**Prompt:**
Reproduce the records that follow in full, excluding any picture they contain.

**Extracted records:**
>> start

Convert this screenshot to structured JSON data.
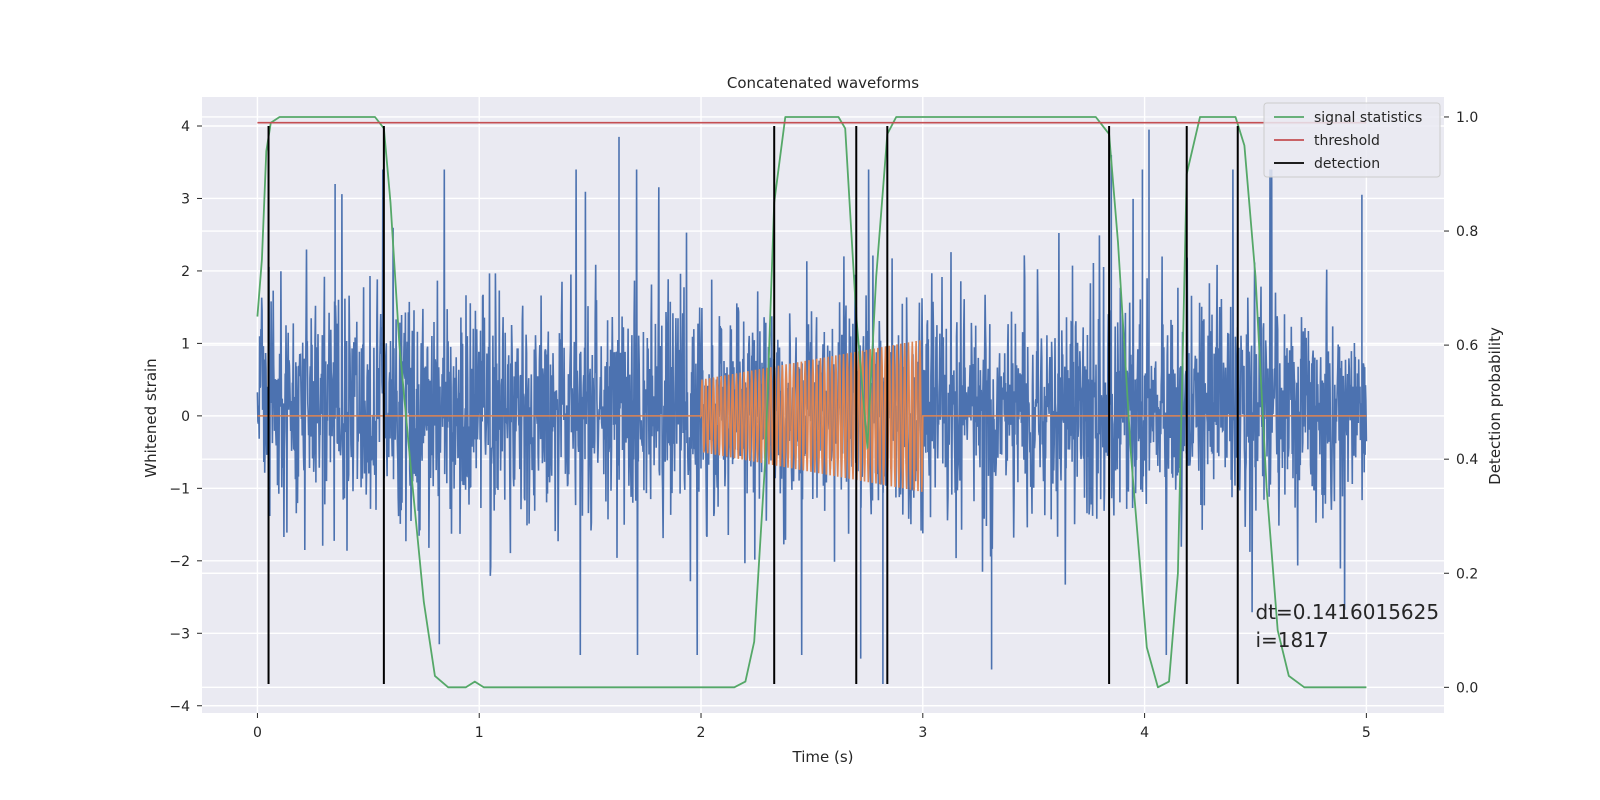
{
  "chart_data": {
    "type": "line",
    "title": "Concatenated waveforms",
    "xlabel": "Time (s)",
    "ylabel": "Whitened strain",
    "ylabel_right": "Detection probability",
    "xlim": [
      -0.25,
      5.35
    ],
    "ylim": [
      -4.1,
      4.4
    ],
    "ylim_right": [
      -0.045,
      1.035
    ],
    "x_ticks": [
      0,
      1,
      2,
      3,
      4,
      5
    ],
    "y_ticks": [
      -4,
      -3,
      -2,
      -1,
      0,
      1,
      2,
      3,
      4
    ],
    "y_ticks_right": [
      0.0,
      0.2,
      0.4,
      0.6,
      0.8,
      1.0
    ],
    "x_tick_labels": [
      "0",
      "1",
      "2",
      "3",
      "4",
      "5"
    ],
    "y_tick_labels": [
      "−4",
      "−3",
      "−2",
      "−1",
      "0",
      "1",
      "2",
      "3",
      "4"
    ],
    "y_tick_labels_right": [
      "0.0",
      "0.2",
      "0.4",
      "0.6",
      "0.8",
      "1.0"
    ],
    "grid": true,
    "legend_position": "top-right",
    "legend": [
      {
        "label": "signal statistics",
        "color": "#55a868"
      },
      {
        "label": "threshold",
        "color": "#c44e52"
      },
      {
        "label": "detection",
        "color": "#000000"
      }
    ],
    "series": [
      {
        "kind": "noise",
        "color": "#4c72b0",
        "x_range": [
          0,
          5
        ],
        "typical_range": [
          -0.9,
          1.2
        ],
        "peaks": [
          {
            "x": 1.63,
            "y": 3.85
          },
          {
            "x": 3.85,
            "y": 3.6
          },
          {
            "x": 3.99,
            "y": 3.4
          },
          {
            "x": 4.02,
            "y": 3.95
          },
          {
            "x": 4.98,
            "y": 3.05
          },
          {
            "x": 0.35,
            "y": 3.2
          },
          {
            "x": 2.72,
            "y": -3.35
          },
          {
            "x": 2.82,
            "y": -3.7
          },
          {
            "x": 0.82,
            "y": -3.15
          },
          {
            "x": 3.31,
            "y": -3.5
          }
        ]
      },
      {
        "kind": "chirp",
        "color": "#dd8452",
        "x_range": [
          0,
          5
        ],
        "chirp_x": [
          2.0,
          3.0
        ],
        "chirp_amplitude_start": 0.5,
        "chirp_amplitude_end": 1.05,
        "chirp_cycles": 58
      },
      {
        "name": "signal statistics",
        "axis": "right",
        "color": "#55a868",
        "x": [
          0,
          0.02,
          0.04,
          0.06,
          0.1,
          0.53,
          0.57,
          0.6,
          0.64,
          0.7,
          0.75,
          0.8,
          0.86,
          0.94,
          0.98,
          1.02,
          1.1,
          2.15,
          2.2,
          2.24,
          2.29,
          2.33,
          2.38,
          2.62,
          2.65,
          2.7,
          2.75,
          2.79,
          2.84,
          2.88,
          2.94,
          3.78,
          3.84,
          3.88,
          3.94,
          4.01,
          4.06,
          4.11,
          4.15,
          4.19,
          4.25,
          4.41,
          4.45,
          4.5,
          4.55,
          4.6,
          4.65,
          4.72,
          5.0
        ],
        "y": [
          0.65,
          0.75,
          0.94,
          0.99,
          1.0,
          1.0,
          0.98,
          0.85,
          0.6,
          0.35,
          0.15,
          0.02,
          0.0,
          0.0,
          0.01,
          0.0,
          0.0,
          0.0,
          0.01,
          0.08,
          0.4,
          0.85,
          1.0,
          1.0,
          0.98,
          0.65,
          0.42,
          0.72,
          0.97,
          1.0,
          1.0,
          1.0,
          0.97,
          0.78,
          0.4,
          0.07,
          0.0,
          0.01,
          0.2,
          0.9,
          1.0,
          1.0,
          0.95,
          0.72,
          0.35,
          0.1,
          0.02,
          0.0,
          0.0
        ]
      },
      {
        "name": "threshold",
        "axis": "right",
        "color": "#c44e52",
        "x": [
          0,
          5
        ],
        "y": [
          0.99,
          0.99
        ]
      },
      {
        "name": "detection",
        "axis": "left",
        "color": "#000000",
        "kind": "vlines",
        "x": [
          0.05,
          0.57,
          2.33,
          2.7,
          2.84,
          3.84,
          4.19,
          4.42
        ],
        "y_range": [
          -3.7,
          4.0
        ]
      }
    ],
    "annotation": {
      "lines": [
        "dt=0.1416015625",
        " i=1817"
      ],
      "x": 4.5,
      "y": -2.8
    }
  }
}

>> end

**Output for this task:**
Convert this screenshot to structured JSON data.
{
  "chart_data": {
    "type": "line",
    "title": "Concatenated waveforms",
    "xlabel": "Time (s)",
    "ylabel": "Whitened strain",
    "ylabel_right": "Detection probability",
    "xlim": [
      -0.25,
      5.35
    ],
    "ylim": [
      -4.1,
      4.4
    ],
    "ylim_right": [
      -0.045,
      1.035
    ],
    "x_ticks": [
      0,
      1,
      2,
      3,
      4,
      5
    ],
    "y_ticks": [
      -4,
      -3,
      -2,
      -1,
      0,
      1,
      2,
      3,
      4
    ],
    "y_ticks_right": [
      0.0,
      0.2,
      0.4,
      0.6,
      0.8,
      1.0
    ],
    "x_tick_labels": [
      "0",
      "1",
      "2",
      "3",
      "4",
      "5"
    ],
    "y_tick_labels": [
      "−4",
      "−3",
      "−2",
      "−1",
      "0",
      "1",
      "2",
      "3",
      "4"
    ],
    "y_tick_labels_right": [
      "0.0",
      "0.2",
      "0.4",
      "0.6",
      "0.8",
      "1.0"
    ],
    "grid": true,
    "legend_position": "top-right",
    "legend": [
      {
        "label": "signal statistics",
        "color": "#55a868"
      },
      {
        "label": "threshold",
        "color": "#c44e52"
      },
      {
        "label": "detection",
        "color": "#000000"
      }
    ],
    "series": [
      {
        "kind": "noise",
        "color": "#4c72b0",
        "x_range": [
          0,
          5
        ],
        "typical_range": [
          -0.9,
          1.2
        ],
        "peaks": [
          {
            "x": 1.63,
            "y": 3.85
          },
          {
            "x": 3.85,
            "y": 3.6
          },
          {
            "x": 3.99,
            "y": 3.4
          },
          {
            "x": 4.02,
            "y": 3.95
          },
          {
            "x": 4.98,
            "y": 3.05
          },
          {
            "x": 0.35,
            "y": 3.2
          },
          {
            "x": 2.72,
            "y": -3.35
          },
          {
            "x": 2.82,
            "y": -3.7
          },
          {
            "x": 0.82,
            "y": -3.15
          },
          {
            "x": 3.31,
            "y": -3.5
          }
        ]
      },
      {
        "kind": "chirp",
        "color": "#dd8452",
        "x_range": [
          0,
          5
        ],
        "chirp_x": [
          2.0,
          3.0
        ],
        "chirp_amplitude_start": 0.5,
        "chirp_amplitude_end": 1.05,
        "chirp_cycles": 58
      },
      {
        "name": "signal statistics",
        "axis": "right",
        "color": "#55a868",
        "x": [
          0,
          0.02,
          0.04,
          0.06,
          0.1,
          0.53,
          0.57,
          0.6,
          0.64,
          0.7,
          0.75,
          0.8,
          0.86,
          0.94,
          0.98,
          1.02,
          1.1,
          2.15,
          2.2,
          2.24,
          2.29,
          2.33,
          2.38,
          2.62,
          2.65,
          2.7,
          2.75,
          2.79,
          2.84,
          2.88,
          2.94,
          3.78,
          3.84,
          3.88,
          3.94,
          4.01,
          4.06,
          4.11,
          4.15,
          4.19,
          4.25,
          4.41,
          4.45,
          4.5,
          4.55,
          4.6,
          4.65,
          4.72,
          5.0
        ],
        "y": [
          0.65,
          0.75,
          0.94,
          0.99,
          1.0,
          1.0,
          0.98,
          0.85,
          0.6,
          0.35,
          0.15,
          0.02,
          0.0,
          0.0,
          0.01,
          0.0,
          0.0,
          0.0,
          0.01,
          0.08,
          0.4,
          0.85,
          1.0,
          1.0,
          0.98,
          0.65,
          0.42,
          0.72,
          0.97,
          1.0,
          1.0,
          1.0,
          0.97,
          0.78,
          0.4,
          0.07,
          0.0,
          0.01,
          0.2,
          0.9,
          1.0,
          1.0,
          0.95,
          0.72,
          0.35,
          0.1,
          0.02,
          0.0,
          0.0
        ]
      },
      {
        "name": "threshold",
        "axis": "right",
        "color": "#c44e52",
        "x": [
          0,
          5
        ],
        "y": [
          0.99,
          0.99
        ]
      },
      {
        "name": "detection",
        "axis": "left",
        "color": "#000000",
        "kind": "vlines",
        "x": [
          0.05,
          0.57,
          2.33,
          2.7,
          2.84,
          3.84,
          4.19,
          4.42
        ],
        "y_range": [
          -3.7,
          4.0
        ]
      }
    ],
    "annotation": {
      "lines": [
        "dt=0.1416015625",
        " i=1817"
      ],
      "x": 4.5,
      "y": -2.8
    }
  }
}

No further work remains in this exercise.